> Short problem
Reproduce each line of the records below verbatim, with every name and every set of numbers left unchanged.

> Extracted entries
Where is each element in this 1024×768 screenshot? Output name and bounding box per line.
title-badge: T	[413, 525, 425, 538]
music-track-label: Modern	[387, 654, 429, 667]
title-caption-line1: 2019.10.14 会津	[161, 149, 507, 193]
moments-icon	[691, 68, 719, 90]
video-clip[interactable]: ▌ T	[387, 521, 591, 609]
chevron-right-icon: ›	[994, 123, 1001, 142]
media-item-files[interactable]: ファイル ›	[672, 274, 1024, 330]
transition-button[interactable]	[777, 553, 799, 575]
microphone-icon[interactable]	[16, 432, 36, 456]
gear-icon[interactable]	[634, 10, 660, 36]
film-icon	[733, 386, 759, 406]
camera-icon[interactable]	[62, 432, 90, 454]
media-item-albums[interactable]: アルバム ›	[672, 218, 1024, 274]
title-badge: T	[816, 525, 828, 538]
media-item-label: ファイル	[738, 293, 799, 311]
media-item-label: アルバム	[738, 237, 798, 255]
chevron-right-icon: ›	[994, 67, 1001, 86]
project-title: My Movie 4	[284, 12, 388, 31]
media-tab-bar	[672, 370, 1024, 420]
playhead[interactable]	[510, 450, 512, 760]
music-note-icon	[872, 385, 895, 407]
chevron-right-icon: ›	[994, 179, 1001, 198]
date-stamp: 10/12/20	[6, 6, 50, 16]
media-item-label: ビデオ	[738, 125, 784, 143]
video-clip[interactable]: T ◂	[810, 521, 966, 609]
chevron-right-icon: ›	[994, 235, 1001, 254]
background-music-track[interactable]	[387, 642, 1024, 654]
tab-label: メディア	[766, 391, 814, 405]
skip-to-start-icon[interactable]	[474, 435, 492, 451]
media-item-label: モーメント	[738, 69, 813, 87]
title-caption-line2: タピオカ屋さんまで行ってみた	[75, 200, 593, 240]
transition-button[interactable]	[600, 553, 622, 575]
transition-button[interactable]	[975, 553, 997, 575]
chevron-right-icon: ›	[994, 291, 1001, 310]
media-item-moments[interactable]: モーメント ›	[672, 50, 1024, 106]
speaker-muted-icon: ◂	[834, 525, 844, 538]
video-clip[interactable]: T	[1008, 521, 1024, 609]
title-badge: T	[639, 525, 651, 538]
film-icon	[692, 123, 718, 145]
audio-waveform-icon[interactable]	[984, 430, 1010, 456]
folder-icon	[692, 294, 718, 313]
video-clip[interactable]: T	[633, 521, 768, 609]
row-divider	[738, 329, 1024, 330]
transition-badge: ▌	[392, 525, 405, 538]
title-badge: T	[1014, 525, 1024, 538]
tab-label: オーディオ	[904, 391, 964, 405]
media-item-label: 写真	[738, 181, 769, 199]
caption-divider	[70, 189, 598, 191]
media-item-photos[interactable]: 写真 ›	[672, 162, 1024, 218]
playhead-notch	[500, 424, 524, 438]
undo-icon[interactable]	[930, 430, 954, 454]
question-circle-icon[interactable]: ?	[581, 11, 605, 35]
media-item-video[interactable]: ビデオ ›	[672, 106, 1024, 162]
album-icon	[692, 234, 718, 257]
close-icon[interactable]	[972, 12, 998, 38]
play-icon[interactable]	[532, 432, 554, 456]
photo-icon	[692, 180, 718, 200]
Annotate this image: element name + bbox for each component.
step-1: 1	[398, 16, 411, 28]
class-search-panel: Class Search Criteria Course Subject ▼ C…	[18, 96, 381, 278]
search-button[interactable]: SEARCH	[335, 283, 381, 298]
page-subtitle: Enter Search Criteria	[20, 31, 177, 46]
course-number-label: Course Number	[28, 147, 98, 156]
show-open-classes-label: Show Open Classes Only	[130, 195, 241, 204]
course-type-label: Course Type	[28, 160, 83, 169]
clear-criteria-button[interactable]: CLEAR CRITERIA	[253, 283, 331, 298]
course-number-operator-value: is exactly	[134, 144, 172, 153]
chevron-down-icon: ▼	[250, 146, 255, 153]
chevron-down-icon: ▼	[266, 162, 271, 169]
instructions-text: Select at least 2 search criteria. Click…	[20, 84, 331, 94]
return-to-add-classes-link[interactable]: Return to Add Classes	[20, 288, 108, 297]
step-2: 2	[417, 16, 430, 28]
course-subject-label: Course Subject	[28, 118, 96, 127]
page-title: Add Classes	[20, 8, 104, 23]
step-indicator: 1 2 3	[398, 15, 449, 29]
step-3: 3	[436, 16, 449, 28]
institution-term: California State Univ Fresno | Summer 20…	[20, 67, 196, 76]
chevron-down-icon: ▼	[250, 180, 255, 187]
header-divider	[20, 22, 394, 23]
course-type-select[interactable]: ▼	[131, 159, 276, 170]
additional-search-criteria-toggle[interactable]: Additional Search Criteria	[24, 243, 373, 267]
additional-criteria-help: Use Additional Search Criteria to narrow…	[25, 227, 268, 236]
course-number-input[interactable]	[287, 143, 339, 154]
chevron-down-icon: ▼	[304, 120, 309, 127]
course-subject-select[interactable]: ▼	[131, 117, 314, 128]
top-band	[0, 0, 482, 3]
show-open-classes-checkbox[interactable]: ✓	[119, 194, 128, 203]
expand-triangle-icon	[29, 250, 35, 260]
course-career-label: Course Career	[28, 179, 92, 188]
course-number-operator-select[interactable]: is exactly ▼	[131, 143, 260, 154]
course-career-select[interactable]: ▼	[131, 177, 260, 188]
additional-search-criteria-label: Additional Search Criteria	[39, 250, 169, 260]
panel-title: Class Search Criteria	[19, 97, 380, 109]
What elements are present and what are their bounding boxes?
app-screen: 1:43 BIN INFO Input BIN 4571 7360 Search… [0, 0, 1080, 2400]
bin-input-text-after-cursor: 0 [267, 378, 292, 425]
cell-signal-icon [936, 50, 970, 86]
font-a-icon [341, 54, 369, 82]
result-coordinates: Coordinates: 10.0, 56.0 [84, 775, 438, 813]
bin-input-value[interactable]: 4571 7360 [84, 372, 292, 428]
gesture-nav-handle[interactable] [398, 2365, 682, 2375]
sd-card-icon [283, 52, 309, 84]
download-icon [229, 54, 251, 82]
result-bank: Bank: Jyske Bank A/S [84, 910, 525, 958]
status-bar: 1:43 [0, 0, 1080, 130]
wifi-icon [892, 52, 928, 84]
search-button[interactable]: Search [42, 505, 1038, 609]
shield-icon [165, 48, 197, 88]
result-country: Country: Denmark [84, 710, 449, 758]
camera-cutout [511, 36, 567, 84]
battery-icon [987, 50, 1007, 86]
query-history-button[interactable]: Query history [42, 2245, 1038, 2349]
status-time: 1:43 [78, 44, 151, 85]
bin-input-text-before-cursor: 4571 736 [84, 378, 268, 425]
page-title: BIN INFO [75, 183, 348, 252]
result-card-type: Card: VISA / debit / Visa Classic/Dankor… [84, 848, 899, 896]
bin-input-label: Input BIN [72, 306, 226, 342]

> Full output
Where is each element in this 1024×768 screenshot? Output name and bounding box per line.
title-badge: T	[413, 525, 425, 538]
music-track-label: Modern	[387, 654, 429, 667]
title-caption-line1: 2019.10.14 会津	[161, 149, 507, 193]
moments-icon	[691, 68, 719, 90]
video-clip[interactable]: ▌ T	[387, 521, 591, 609]
chevron-right-icon: ›	[994, 123, 1001, 142]
media-item-files[interactable]: ファイル ›	[672, 274, 1024, 330]
transition-button[interactable]	[777, 553, 799, 575]
microphone-icon[interactable]	[16, 432, 36, 456]
gear-icon[interactable]	[634, 10, 660, 36]
film-icon	[733, 386, 759, 406]
camera-icon[interactable]	[62, 432, 90, 454]
media-item-albums[interactable]: アルバム ›	[672, 218, 1024, 274]
title-badge: T	[816, 525, 828, 538]
media-item-label: ファイル	[738, 293, 799, 311]
media-item-label: アルバム	[738, 237, 798, 255]
chevron-right-icon: ›	[994, 67, 1001, 86]
project-title: My Movie 4	[284, 12, 388, 31]
media-tab-bar	[672, 370, 1024, 420]
playhead[interactable]	[510, 450, 512, 760]
music-note-icon	[872, 385, 895, 407]
chevron-right-icon: ›	[994, 179, 1001, 198]
date-stamp: 10/12/20	[6, 6, 50, 16]
media-item-label: ビデオ	[738, 125, 784, 143]
video-clip[interactable]: T ◂	[810, 521, 966, 609]
chevron-right-icon: ›	[994, 235, 1001, 254]
background-music-track[interactable]	[387, 642, 1024, 654]
tab-label: メディア	[766, 391, 814, 405]
skip-to-start-icon[interactable]	[474, 435, 492, 451]
media-item-label: モーメント	[738, 69, 813, 87]
title-caption-line2: タピオカ屋さんまで行ってみた	[75, 200, 593, 240]
transition-button[interactable]	[600, 553, 622, 575]
transition-button[interactable]	[975, 553, 997, 575]
chevron-right-icon: ›	[994, 291, 1001, 310]
media-item-moments[interactable]: モーメント ›	[672, 50, 1024, 106]
speaker-muted-icon: ◂	[834, 525, 844, 538]
video-clip[interactable]: T	[1008, 521, 1024, 609]
title-badge: T	[639, 525, 651, 538]
film-icon	[692, 123, 718, 145]
audio-waveform-icon[interactable]	[984, 430, 1010, 456]
folder-icon	[692, 294, 718, 313]
video-clip[interactable]: T	[633, 521, 768, 609]
row-divider	[738, 329, 1024, 330]
transition-badge: ▌	[392, 525, 405, 538]
title-badge: T	[1014, 525, 1024, 538]
tab-label: オーディオ	[904, 391, 964, 405]
media-item-label: 写真	[738, 181, 769, 199]
caption-divider	[70, 189, 598, 191]
media-item-photos[interactable]: 写真 ›	[672, 162, 1024, 218]
playhead-notch	[500, 424, 524, 438]
undo-icon[interactable]	[930, 430, 954, 454]
question-circle-icon[interactable]: ?	[581, 11, 605, 35]
media-item-video[interactable]: ビデオ ›	[672, 106, 1024, 162]
album-icon	[692, 234, 718, 257]
close-icon[interactable]	[972, 12, 998, 38]
play-icon[interactable]	[532, 432, 554, 456]
photo-icon	[692, 180, 718, 200]
Annotate this image: element name + bbox for each component.
step-1: 1	[398, 16, 411, 28]
class-search-panel: Class Search Criteria Course Subject ▼ C…	[18, 96, 381, 278]
search-button[interactable]: SEARCH	[335, 283, 381, 298]
page-subtitle: Enter Search Criteria	[20, 31, 177, 46]
course-number-label: Course Number	[28, 147, 98, 156]
show-open-classes-label: Show Open Classes Only	[130, 195, 241, 204]
course-type-label: Course Type	[28, 160, 83, 169]
clear-criteria-button[interactable]: CLEAR CRITERIA	[253, 283, 331, 298]
course-number-operator-value: is exactly	[134, 144, 172, 153]
chevron-down-icon: ▼	[250, 146, 255, 153]
chevron-down-icon: ▼	[266, 162, 271, 169]
instructions-text: Select at least 2 search criteria. Click…	[20, 84, 331, 94]
return-to-add-classes-link[interactable]: Return to Add Classes	[20, 288, 108, 297]
step-2: 2	[417, 16, 430, 28]
course-subject-label: Course Subject	[28, 118, 96, 127]
page-title: Add Classes	[20, 8, 104, 23]
step-indicator: 1 2 3	[398, 15, 449, 29]
step-3: 3	[436, 16, 449, 28]
institution-term: California State Univ Fresno | Summer 20…	[20, 67, 196, 76]
chevron-down-icon: ▼	[250, 180, 255, 187]
header-divider	[20, 22, 394, 23]
course-type-select[interactable]: ▼	[131, 159, 276, 170]
additional-search-criteria-toggle[interactable]: Additional Search Criteria	[24, 243, 373, 267]
additional-criteria-help: Use Additional Search Criteria to narrow…	[25, 227, 268, 236]
course-number-input[interactable]	[287, 143, 339, 154]
chevron-down-icon: ▼	[304, 120, 309, 127]
course-subject-select[interactable]: ▼	[131, 117, 314, 128]
top-band	[0, 0, 482, 3]
show-open-classes-checkbox[interactable]: ✓	[119, 194, 128, 203]
expand-triangle-icon	[29, 250, 35, 260]
course-career-label: Course Career	[28, 179, 92, 188]
course-number-operator-select[interactable]: is exactly ▼	[131, 143, 260, 154]
course-career-select[interactable]: ▼	[131, 177, 260, 188]
additional-search-criteria-label: Additional Search Criteria	[39, 250, 169, 260]
panel-title: Class Search Criteria	[19, 97, 380, 109]
What elements are present and what are their bounding boxes?
app-screen: 1:43 BIN INFO Input BIN 4571 7360 Search… [0, 0, 1080, 2400]
bin-input-text-after-cursor: 0 [267, 378, 292, 425]
cell-signal-icon [936, 50, 970, 86]
font-a-icon [341, 54, 369, 82]
result-coordinates: Coordinates: 10.0, 56.0 [84, 775, 438, 813]
bin-input-value[interactable]: 4571 7360 [84, 372, 292, 428]
gesture-nav-handle[interactable] [398, 2365, 682, 2375]
sd-card-icon [283, 52, 309, 84]
download-icon [229, 54, 251, 82]
result-bank: Bank: Jyske Bank A/S [84, 910, 525, 958]
status-bar: 1:43 [0, 0, 1080, 130]
wifi-icon [892, 52, 928, 84]
search-button[interactable]: Search [42, 505, 1038, 609]
shield-icon [165, 48, 197, 88]
result-country: Country: Denmark [84, 710, 449, 758]
camera-cutout [511, 36, 567, 84]
battery-icon [987, 50, 1007, 86]
query-history-button[interactable]: Query history [42, 2245, 1038, 2349]
status-time: 1:43 [78, 44, 151, 85]
bin-input-text-before-cursor: 4571 736 [84, 378, 268, 425]
page-title: BIN INFO [75, 183, 348, 252]
result-card-type: Card: VISA / debit / Visa Classic/Dankor… [84, 848, 899, 896]
bin-input-label: Input BIN [72, 306, 226, 342]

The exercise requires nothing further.